┌─ MATERIAL PROVIDED

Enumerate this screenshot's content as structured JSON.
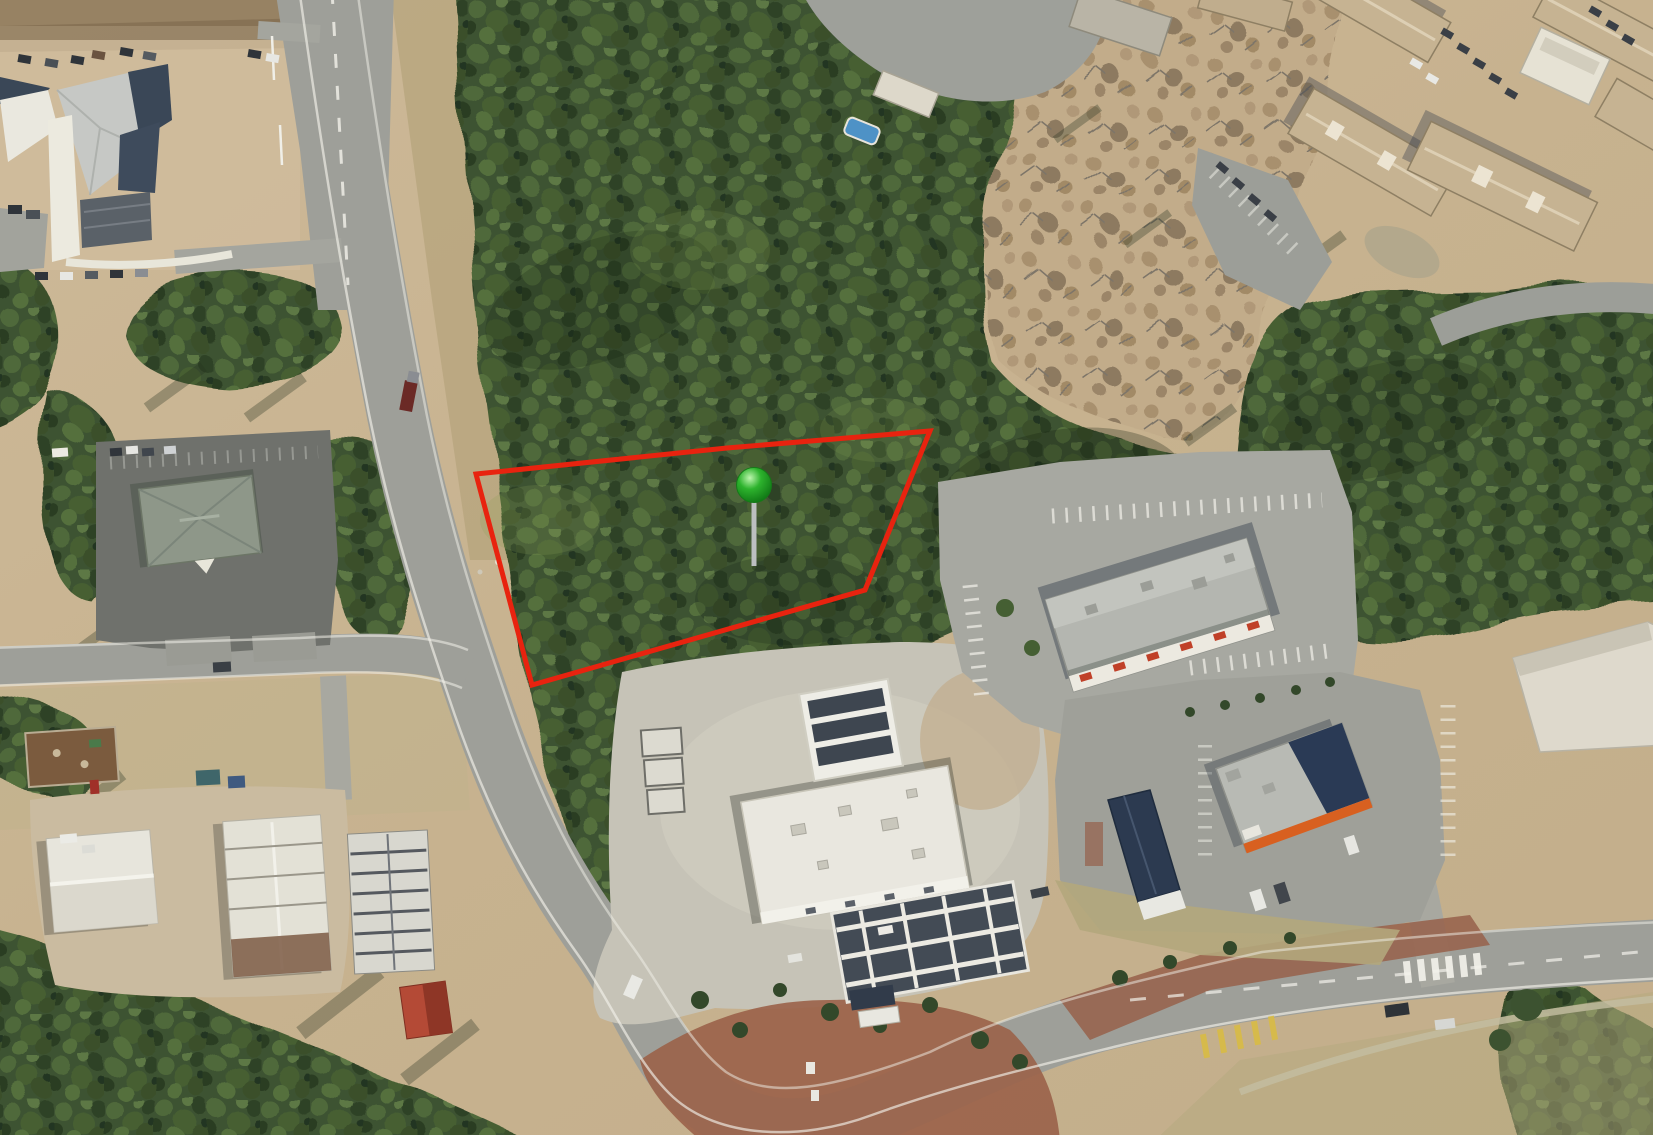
{
  "map": {
    "kind": "aerial-imagery-with-parcel-overlay"
  },
  "overlay": {
    "parcel_boundary": {
      "points": "476,474 727,448 930,431 865,590 532,685",
      "stroke_color": "#e8230f",
      "stroke_width": 5
    },
    "location_marker": {
      "x": 754,
      "y": 485,
      "radius": 17.5,
      "fill_color": "#2db32d",
      "highlight_color": "#bdf6ae",
      "shadow_color": "#0b6e11",
      "outline_color": "#157a18",
      "stem_top_y": 500,
      "stem_bottom_y": 566,
      "stem_color": "#bcbfc0",
      "stem_width": 5
    }
  },
  "palette": {
    "ground_tan": "#c9b493",
    "forest_green": "#46603a",
    "road_gray": "#9e9f99",
    "parcel_red": "#e8230f",
    "marker_green": "#2db32d"
  }
}
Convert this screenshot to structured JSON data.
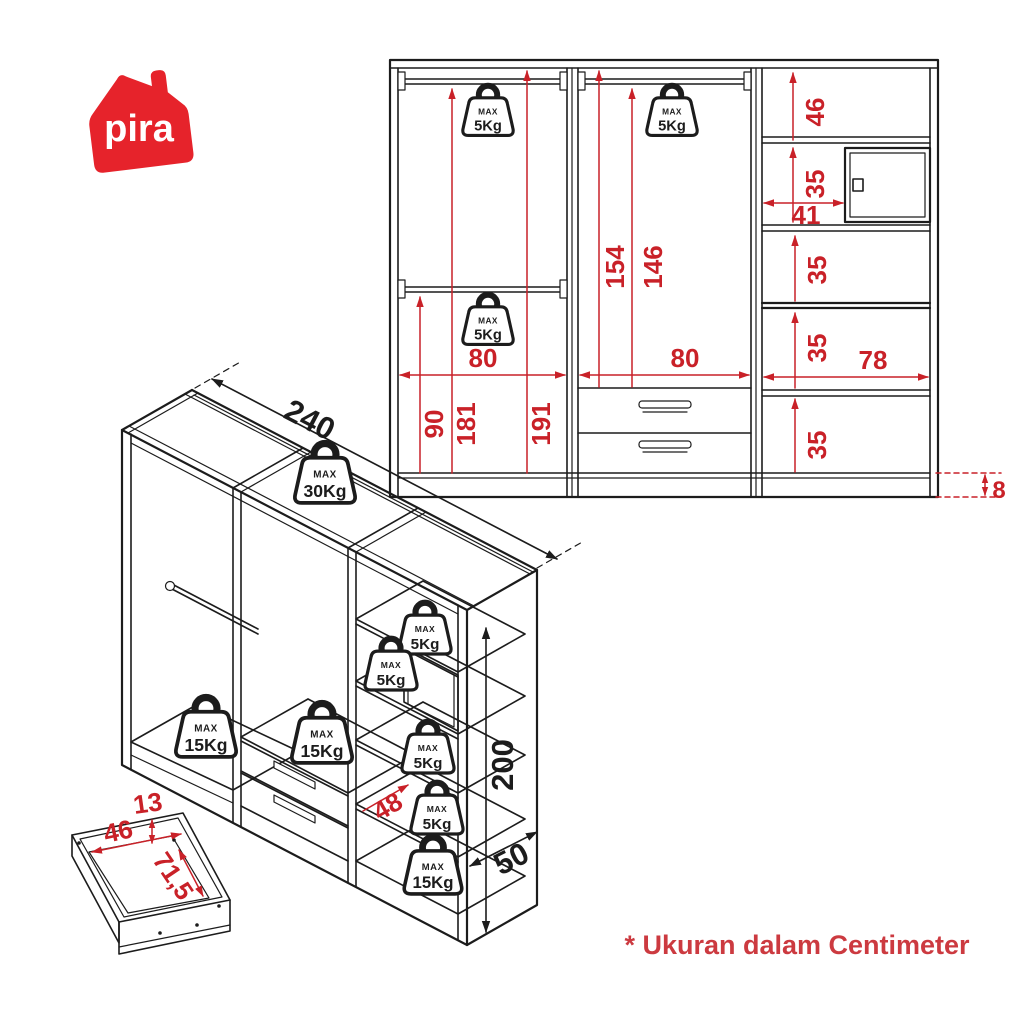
{
  "logo": {
    "text": "pira",
    "color": "#e6232b"
  },
  "note": "* Ukuran dalam Centimeter",
  "colors": {
    "line": "#1c1c1c",
    "dim_red": "#c92128",
    "note_red": "#cc3a40",
    "logo_red": "#e6232b"
  },
  "front_view": {
    "weights": [
      {
        "max": "MAX",
        "kg": "5Kg"
      },
      {
        "max": "MAX",
        "kg": "5Kg"
      },
      {
        "max": "MAX",
        "kg": "5Kg"
      }
    ],
    "dims": {
      "left_width": "80",
      "mid_width": "80",
      "right_width": "78",
      "h_lower_rail": "90",
      "h_upper_rail": "181",
      "h_top": "191",
      "h_mid_top": "154",
      "h_mid_rail": "146",
      "shelf_top": "46",
      "shelf_2": "35",
      "niche_width": "41",
      "shelf_3": "35",
      "shelf_4": "35",
      "shelf_5": "35",
      "plinth": "8"
    }
  },
  "iso_view": {
    "dims": {
      "width": "240",
      "height": "200",
      "depth": "50",
      "shelf_depth": "48"
    },
    "weights": [
      {
        "max": "MAX",
        "kg": "30Kg"
      },
      {
        "max": "MAX",
        "kg": "15Kg"
      },
      {
        "max": "MAX",
        "kg": "15Kg"
      },
      {
        "max": "MAX",
        "kg": "5Kg"
      },
      {
        "max": "MAX",
        "kg": "5Kg"
      },
      {
        "max": "MAX",
        "kg": "5Kg"
      },
      {
        "max": "MAX",
        "kg": "5Kg"
      },
      {
        "max": "MAX",
        "kg": "15Kg"
      }
    ]
  },
  "drawer_detail": {
    "dims": {
      "height": "13",
      "width": "46",
      "depth": "71,5"
    }
  }
}
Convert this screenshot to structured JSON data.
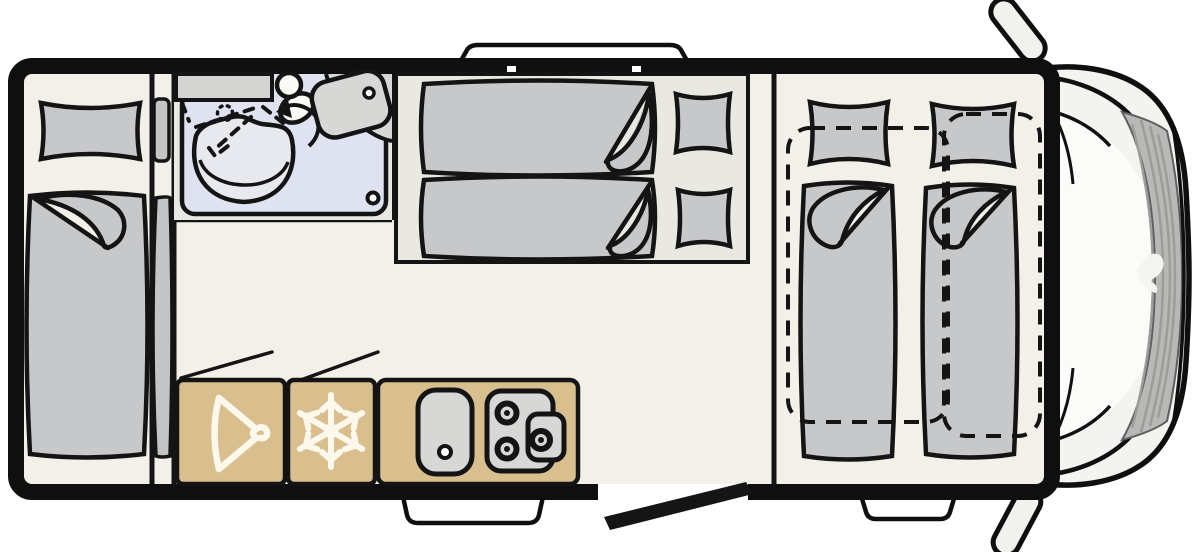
{
  "diagram": {
    "type": "motorhome-floor-plan-top-view",
    "orientation": "cab at right, rear of vehicle at left",
    "colors": {
      "wall": "#0f0f0f",
      "floor": "#f2f0e9",
      "bed_platform_floor": "#eae9e1",
      "furniture_gray": "#c7c8ca",
      "fixture_gray": "#d7d7d5",
      "bathroom_floor": "#dfe3f1",
      "bathroom_bg": "#e9e9e4",
      "kitchen_wood": "#d9bf8e",
      "cab_body": "#f3f3f0",
      "windshield": "#fbfbf9",
      "hood_gray": "#b8b8b6",
      "icon_white": "#fdf8ec",
      "door_black": "#151515"
    },
    "rooms": [
      {
        "name": "rear-bedroom",
        "features": [
          "single-bed-with-folded-blanket",
          "pillow",
          "narrow-bunk-edge"
        ]
      },
      {
        "name": "bathroom",
        "features": [
          "shower-tray",
          "fold-away-shower-dashed",
          "shower-head-dotted",
          "washbasin-bowl",
          "swivel-toilet",
          "rotation-arrow",
          "sink",
          "counter",
          "drain"
        ]
      },
      {
        "name": "mid-bed-area",
        "features": [
          "two-longitudinal-beds",
          "two-pillows",
          "raised-platform"
        ]
      },
      {
        "name": "kitchen",
        "features": [
          "wardrobe",
          "refrigerator",
          "sink-with-drain",
          "three-burner-stove"
        ]
      },
      {
        "name": "front-bedroom",
        "features": [
          "two-single-beds",
          "two-pillows",
          "drop-down-bed-dashed-outline-left",
          "drop-down-bed-dashed-outline-right"
        ]
      },
      {
        "name": "cab",
        "features": [
          "windshield",
          "hood-with-ridges",
          "brand-logo-swirl",
          "mirror-top",
          "mirror-bottom",
          "front-bumper"
        ]
      }
    ],
    "icons": [
      {
        "name": "hanger-icon",
        "meaning": "wardrobe"
      },
      {
        "name": "snowflake-icon",
        "meaning": "refrigerator"
      },
      {
        "name": "burner-icon",
        "meaning": "gas hob",
        "count": 3
      },
      {
        "name": "rotation-arrow-icon",
        "meaning": "swivel toilet"
      },
      {
        "name": "logo-swirl-icon",
        "meaning": "manufacturer logo on hood"
      }
    ],
    "exterior_features": [
      {
        "name": "top-window-bump"
      },
      {
        "name": "kitchen-window-bump"
      },
      {
        "name": "entry-step-bump"
      },
      {
        "name": "entry-door-open-leaf"
      },
      {
        "name": "side-mirror-top"
      },
      {
        "name": "side-mirror-bottom"
      }
    ]
  }
}
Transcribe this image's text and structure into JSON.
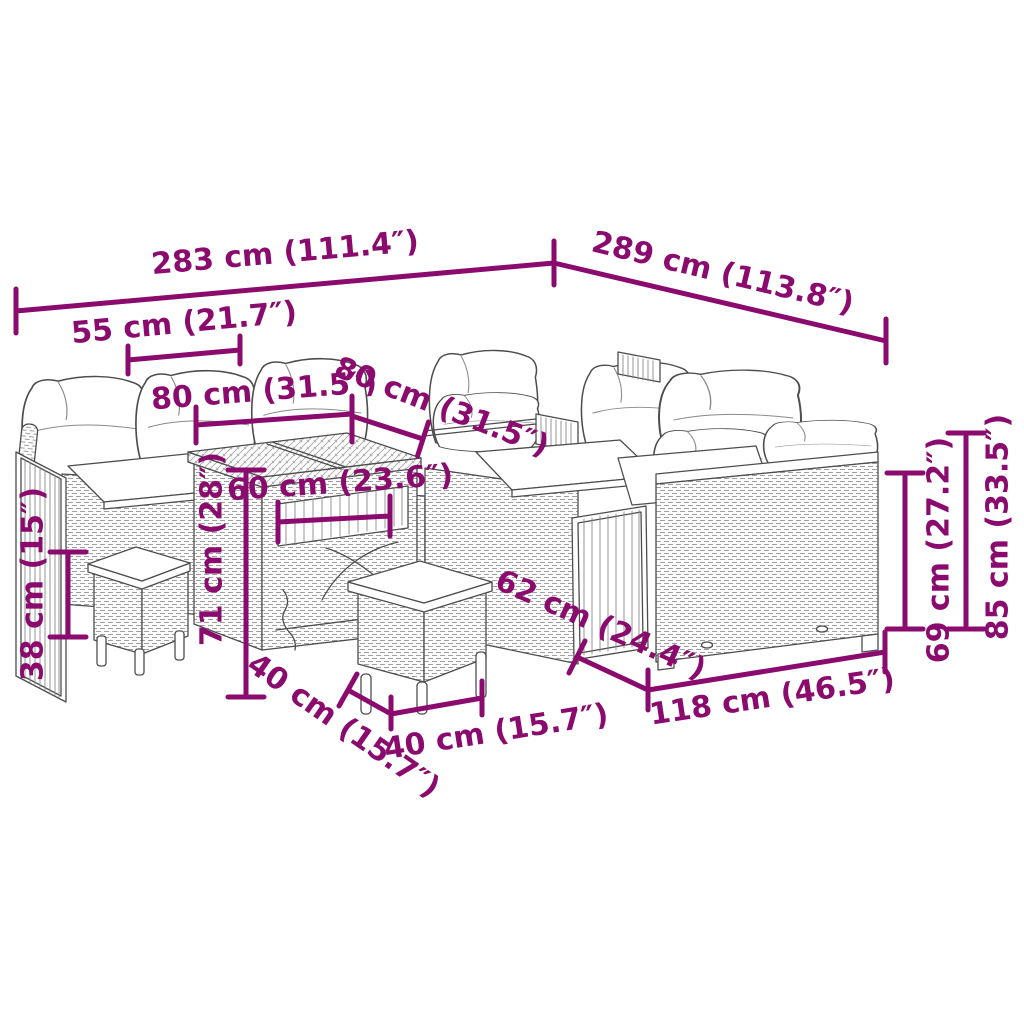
{
  "page": {
    "background": "#ffffff"
  },
  "style": {
    "dimension_color": "#8B0A6E",
    "line_color": "#4d4d4d",
    "cushion_color": "#ffffff"
  },
  "dimensions": {
    "d283": "283 cm (111.4″)",
    "d289": "289 cm (113.8″)",
    "d55": "55 cm (21.7″)",
    "d80a": "80 cm (31.5″)",
    "d80b": "80 cm (31.5″)",
    "d60": "60 cm (23.6″)",
    "d71": "71 cm (28″)",
    "d38": "38 cm (15″)",
    "d62": "62 cm (24.4″)",
    "d118": "118 cm (46.5″)",
    "d69": "69 cm (27.2″)",
    "d85": "85 cm (33.5″)",
    "d40a": "40 cm (15.7″)",
    "d40b": "40 cm (15.7″)"
  }
}
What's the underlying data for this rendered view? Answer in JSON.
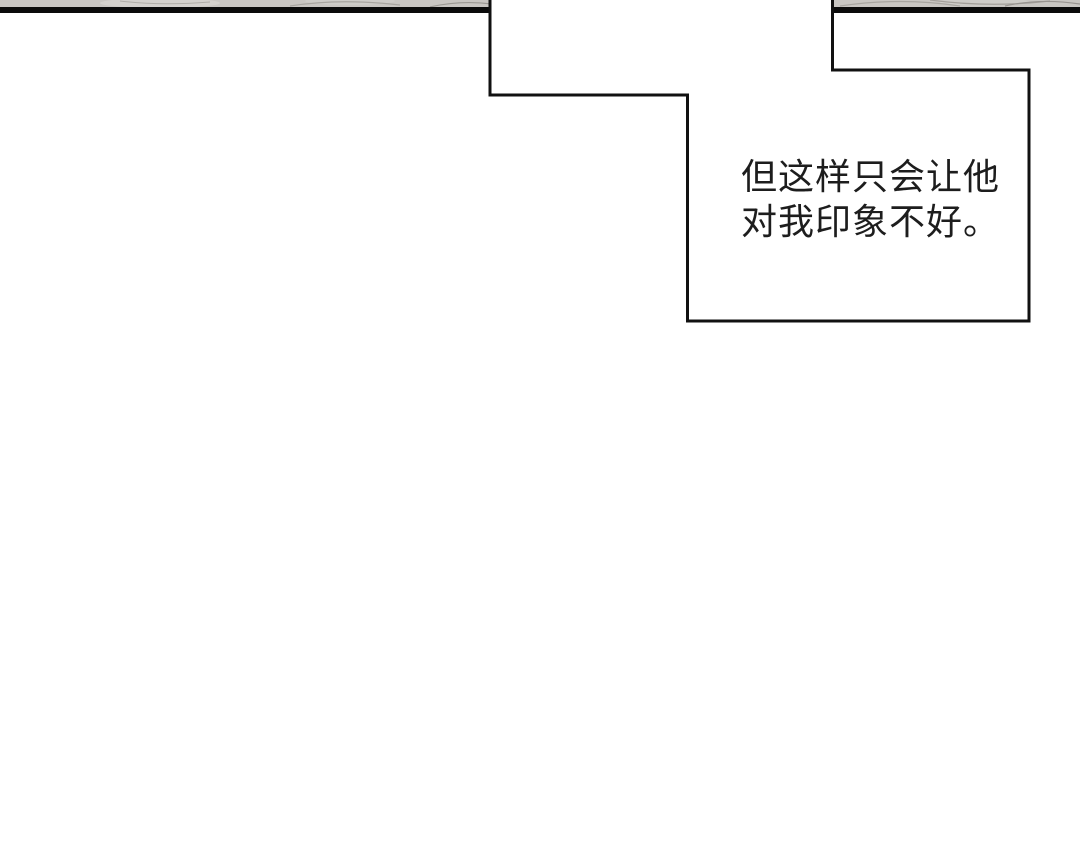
{
  "page": {
    "background_color": "#ffffff"
  },
  "top_panel": {
    "fill_color": "#c9c6c2",
    "border_color": "#0b0b0b"
  },
  "speech_bubble": {
    "fill_color": "#ffffff",
    "border_color": "#111111",
    "text_color": "#1d1d1d",
    "lines": [
      "但这样只会让他",
      "对我印象不好。"
    ],
    "full_text": "但这样只会让他对我印象不好。"
  }
}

└─

WHAT TO WORK ON: Give only a number: how many lines of the data hold the string "shower"?

TASK RESULT: 3